→ **Set task A**
Which character names appear in the paragraph of the recap of The Good Place episode "Jeremy Bearimy," counting a made-up identity as well?
→ **Set task B**
Could you update the recap of The Good Place episode by writing it out starting with "Probably the best" and going on through "part of it.", with "FBI" changed to "CIA"?
→ **Set task C**
How would the recap of The Good Place episode "Jeremy Bearimy" go on? Continue it from the point where it stops.

→ **Supplied text**
——
The Best Lines From The Good Place S03E05: “Jeremy Bearimy”

Probably the best thing about this week’s premise-altering episode of The Good Place (other than Chidi’s newly-revealed abs) has to be the fact that, prior to blowing up the plot for the umpteenth time, the show seems to make an earnest attempt to do the thing that most other sitcoms would do to slow things down. At the end of last week’s episode, our study group catches Michael and Janet opening the portal to the afterlife. Eventually, Michael is forced to reveal all to the group, as he’s done many a time in the past, but first comes an ill-fated lie, rebranding himself as Special Agent Rick Justice of the FBI’s paranormal activity squad, tasked which chasing demons ghouls and attempting to convince the four that they’re somehow part of it.
——
[Dataset entries]
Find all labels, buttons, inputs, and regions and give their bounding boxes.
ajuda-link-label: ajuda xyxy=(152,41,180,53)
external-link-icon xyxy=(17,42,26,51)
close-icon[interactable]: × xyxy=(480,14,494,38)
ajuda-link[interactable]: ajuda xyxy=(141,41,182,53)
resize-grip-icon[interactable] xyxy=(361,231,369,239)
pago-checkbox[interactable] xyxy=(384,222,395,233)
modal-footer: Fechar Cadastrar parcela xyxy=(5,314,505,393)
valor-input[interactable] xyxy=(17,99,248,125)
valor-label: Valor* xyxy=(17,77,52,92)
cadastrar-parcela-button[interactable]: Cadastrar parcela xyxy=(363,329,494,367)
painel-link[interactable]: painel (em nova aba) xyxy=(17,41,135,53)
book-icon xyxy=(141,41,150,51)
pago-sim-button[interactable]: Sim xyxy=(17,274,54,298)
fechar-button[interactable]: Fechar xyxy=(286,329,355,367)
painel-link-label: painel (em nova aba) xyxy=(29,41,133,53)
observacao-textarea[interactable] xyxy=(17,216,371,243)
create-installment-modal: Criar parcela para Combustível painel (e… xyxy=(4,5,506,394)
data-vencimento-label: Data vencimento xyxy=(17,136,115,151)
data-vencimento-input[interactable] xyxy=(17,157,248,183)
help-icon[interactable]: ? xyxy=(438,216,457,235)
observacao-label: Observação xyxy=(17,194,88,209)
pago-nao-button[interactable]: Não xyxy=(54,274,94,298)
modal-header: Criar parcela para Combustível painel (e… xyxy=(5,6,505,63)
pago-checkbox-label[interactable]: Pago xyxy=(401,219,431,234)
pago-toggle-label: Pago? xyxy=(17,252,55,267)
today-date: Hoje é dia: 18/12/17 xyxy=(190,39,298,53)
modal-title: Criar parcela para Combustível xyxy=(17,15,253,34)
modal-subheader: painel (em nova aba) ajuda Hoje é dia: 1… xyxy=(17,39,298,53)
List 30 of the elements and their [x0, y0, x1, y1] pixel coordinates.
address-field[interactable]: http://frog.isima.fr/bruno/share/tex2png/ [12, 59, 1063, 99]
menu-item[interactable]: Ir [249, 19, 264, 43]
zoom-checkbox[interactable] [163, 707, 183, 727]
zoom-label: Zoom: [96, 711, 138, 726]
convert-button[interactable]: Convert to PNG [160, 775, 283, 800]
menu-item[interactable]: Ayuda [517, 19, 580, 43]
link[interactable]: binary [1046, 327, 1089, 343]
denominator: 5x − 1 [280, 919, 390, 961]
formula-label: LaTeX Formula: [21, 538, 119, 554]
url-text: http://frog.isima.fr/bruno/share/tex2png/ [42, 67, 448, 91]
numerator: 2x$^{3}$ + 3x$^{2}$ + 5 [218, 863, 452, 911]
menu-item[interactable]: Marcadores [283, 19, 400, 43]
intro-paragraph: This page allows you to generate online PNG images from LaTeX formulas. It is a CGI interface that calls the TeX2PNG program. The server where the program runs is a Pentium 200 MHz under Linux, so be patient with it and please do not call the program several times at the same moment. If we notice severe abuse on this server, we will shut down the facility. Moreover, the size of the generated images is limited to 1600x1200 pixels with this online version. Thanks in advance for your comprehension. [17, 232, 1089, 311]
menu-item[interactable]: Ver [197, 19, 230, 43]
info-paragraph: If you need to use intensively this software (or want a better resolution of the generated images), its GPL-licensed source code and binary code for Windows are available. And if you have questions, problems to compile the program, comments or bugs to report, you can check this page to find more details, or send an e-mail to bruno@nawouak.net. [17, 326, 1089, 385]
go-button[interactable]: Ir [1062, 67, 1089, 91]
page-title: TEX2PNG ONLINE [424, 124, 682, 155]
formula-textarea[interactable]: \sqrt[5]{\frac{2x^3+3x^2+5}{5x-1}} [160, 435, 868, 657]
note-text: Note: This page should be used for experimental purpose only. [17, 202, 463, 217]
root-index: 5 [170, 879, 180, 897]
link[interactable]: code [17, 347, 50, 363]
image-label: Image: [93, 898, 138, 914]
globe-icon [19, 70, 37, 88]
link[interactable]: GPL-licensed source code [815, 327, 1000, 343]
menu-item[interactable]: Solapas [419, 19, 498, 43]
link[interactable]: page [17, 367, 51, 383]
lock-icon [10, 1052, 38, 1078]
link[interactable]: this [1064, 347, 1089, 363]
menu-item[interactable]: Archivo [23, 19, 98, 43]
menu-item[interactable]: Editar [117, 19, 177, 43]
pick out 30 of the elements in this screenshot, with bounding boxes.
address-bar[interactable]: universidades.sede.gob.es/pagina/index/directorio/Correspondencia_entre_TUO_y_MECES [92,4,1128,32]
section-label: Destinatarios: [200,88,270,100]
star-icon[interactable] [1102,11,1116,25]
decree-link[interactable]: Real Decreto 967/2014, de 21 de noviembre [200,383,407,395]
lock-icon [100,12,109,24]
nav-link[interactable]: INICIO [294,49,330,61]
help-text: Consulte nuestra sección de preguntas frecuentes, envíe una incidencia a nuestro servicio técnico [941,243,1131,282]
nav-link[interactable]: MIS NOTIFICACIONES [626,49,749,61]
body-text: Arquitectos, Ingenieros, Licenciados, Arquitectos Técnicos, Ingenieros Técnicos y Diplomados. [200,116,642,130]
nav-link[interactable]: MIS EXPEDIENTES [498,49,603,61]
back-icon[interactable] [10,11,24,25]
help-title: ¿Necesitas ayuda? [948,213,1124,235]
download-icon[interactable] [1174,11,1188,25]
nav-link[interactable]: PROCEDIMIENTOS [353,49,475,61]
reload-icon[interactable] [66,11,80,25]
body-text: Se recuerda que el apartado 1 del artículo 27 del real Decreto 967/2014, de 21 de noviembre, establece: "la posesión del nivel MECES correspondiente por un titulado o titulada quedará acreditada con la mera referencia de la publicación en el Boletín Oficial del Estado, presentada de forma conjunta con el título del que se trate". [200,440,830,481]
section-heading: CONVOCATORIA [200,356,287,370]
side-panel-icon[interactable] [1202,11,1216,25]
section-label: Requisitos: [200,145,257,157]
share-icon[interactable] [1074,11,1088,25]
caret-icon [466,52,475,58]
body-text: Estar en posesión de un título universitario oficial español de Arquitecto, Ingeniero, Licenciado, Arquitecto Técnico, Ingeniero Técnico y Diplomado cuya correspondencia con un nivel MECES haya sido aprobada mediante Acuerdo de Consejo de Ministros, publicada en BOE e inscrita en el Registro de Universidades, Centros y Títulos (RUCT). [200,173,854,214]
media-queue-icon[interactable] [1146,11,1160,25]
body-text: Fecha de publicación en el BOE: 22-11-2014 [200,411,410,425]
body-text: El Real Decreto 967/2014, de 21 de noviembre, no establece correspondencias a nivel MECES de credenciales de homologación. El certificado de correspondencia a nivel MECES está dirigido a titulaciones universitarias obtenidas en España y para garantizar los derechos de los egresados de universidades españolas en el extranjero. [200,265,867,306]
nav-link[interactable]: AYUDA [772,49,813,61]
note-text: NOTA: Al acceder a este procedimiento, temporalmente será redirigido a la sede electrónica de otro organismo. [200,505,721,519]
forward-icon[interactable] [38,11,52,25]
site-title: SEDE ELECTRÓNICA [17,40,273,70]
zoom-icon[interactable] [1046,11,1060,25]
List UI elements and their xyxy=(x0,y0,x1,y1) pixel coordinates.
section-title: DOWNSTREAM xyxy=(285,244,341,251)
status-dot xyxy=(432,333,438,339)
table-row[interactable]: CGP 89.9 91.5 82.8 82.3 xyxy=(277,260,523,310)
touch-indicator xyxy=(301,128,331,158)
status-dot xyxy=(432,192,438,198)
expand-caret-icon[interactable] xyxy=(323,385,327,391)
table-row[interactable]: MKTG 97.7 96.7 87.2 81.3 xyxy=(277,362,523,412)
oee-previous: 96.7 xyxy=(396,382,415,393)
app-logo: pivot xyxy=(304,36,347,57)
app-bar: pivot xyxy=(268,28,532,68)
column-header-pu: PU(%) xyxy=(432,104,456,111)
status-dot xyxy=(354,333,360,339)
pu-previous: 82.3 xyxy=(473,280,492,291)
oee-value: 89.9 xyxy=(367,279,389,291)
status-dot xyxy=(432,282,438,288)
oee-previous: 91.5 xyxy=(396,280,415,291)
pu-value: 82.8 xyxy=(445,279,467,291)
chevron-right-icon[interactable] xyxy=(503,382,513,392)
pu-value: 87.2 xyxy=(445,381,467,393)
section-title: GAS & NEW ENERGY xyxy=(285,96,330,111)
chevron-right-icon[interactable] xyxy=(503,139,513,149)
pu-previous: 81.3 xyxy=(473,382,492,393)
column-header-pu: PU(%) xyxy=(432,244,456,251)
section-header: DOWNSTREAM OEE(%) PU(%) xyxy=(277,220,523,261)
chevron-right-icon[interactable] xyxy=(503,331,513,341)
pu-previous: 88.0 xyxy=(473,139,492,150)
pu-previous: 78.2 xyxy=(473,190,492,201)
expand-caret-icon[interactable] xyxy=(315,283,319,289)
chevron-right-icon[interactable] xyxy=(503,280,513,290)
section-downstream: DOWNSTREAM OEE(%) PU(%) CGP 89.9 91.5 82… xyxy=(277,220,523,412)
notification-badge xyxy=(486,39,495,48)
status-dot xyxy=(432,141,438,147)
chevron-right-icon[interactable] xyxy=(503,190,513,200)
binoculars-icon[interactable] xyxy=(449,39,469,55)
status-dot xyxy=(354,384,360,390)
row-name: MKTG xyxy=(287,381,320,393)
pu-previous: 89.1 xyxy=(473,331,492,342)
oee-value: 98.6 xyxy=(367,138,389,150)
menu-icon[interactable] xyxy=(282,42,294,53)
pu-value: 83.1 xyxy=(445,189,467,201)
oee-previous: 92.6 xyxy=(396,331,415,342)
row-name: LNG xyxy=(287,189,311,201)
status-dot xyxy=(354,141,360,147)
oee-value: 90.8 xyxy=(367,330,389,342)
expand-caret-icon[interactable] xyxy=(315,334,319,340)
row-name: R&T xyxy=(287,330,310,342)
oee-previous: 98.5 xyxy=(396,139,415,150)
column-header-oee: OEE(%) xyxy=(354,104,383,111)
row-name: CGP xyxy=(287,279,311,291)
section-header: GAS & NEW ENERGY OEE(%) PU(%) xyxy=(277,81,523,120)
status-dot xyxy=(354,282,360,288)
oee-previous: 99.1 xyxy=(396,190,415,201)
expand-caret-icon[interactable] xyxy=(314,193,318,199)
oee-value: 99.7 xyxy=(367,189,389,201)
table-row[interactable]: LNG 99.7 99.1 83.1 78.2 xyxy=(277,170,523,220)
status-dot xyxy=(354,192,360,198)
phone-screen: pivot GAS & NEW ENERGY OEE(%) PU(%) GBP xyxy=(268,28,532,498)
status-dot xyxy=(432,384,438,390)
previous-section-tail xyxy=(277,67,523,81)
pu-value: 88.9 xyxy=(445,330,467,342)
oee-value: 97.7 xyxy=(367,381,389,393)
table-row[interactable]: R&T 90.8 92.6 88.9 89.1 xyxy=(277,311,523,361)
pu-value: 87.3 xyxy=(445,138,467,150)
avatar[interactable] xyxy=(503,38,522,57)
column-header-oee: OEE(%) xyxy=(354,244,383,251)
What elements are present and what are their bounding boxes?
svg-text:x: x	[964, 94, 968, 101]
——
→ **Output A**
Chidi, Michael, Janet, Rick Justice

→ **Output B**
Probably the best thing about this week’s premise-altering episode of The Good Place (other than Chidi’s newly-revealed abs) has to be the fact that, prior to blowing up the plot for the umpteenth time, the show seems to make an earnest attempt to do the thing that most other sitcoms would do to slow things down. At the end of last week’s episode, our study group catches Michael and Janet opening the portal to the afterlife. Eventually, Michael is forced to reveal all to the group, as he’s done many a time in the past, but first comes an ill-fated lie, rebranding himself as Special Agent Rick Justice of the CIA’s paranormal activity squad, tasked which chasing demons ghouls and attempting to convince the four that they’re somehow part of it.

→ **Output C**
Eleanor et al instantly see through it. On any other show, they might not have. But on The Good Place, it’s totally in line with their characters to deny it, even though, a moment later, Michael is forced to give them the truth and they instantly believe it. A big fat important part about Michael’s character is that he’s bad at lying. Even the best, most finely-tuned lie, like the original Neighourhood, is going to get turned on its head, because no matter how hard he tries, it’s never convincing enough. Making up a terrible, amazing alias on the spot isn’t going to trick these four, whether they remember his previous lies or not. And yet, when he explains the truth – that they’ve died and spent hundreds of years in hell, and that the afterline’s timeline looks like the English cursive representation of the name “Jeremy Bearimy”, which also happens to be this week’s episode title – there is no objection.

This is a perfect encapsulation of The Good Place’s earnestness, and why the format works so well. The characters are consistent and have incredible chemistry with one another, no matter what crazy situation the writers inevitably place them in. What really puts it over the top, however, is the quality of the writing and what the writers choose to do with those situations, and those finely tuned characters. It’s kind of shocking how such a critical episode chooses not to be plot-driven, but instead make a point about the show’s philosophical and ethical questions. Especially since it chooses to do so without reverting back to the often-used contrivance of the show of having Chidi serve as the group’s professor.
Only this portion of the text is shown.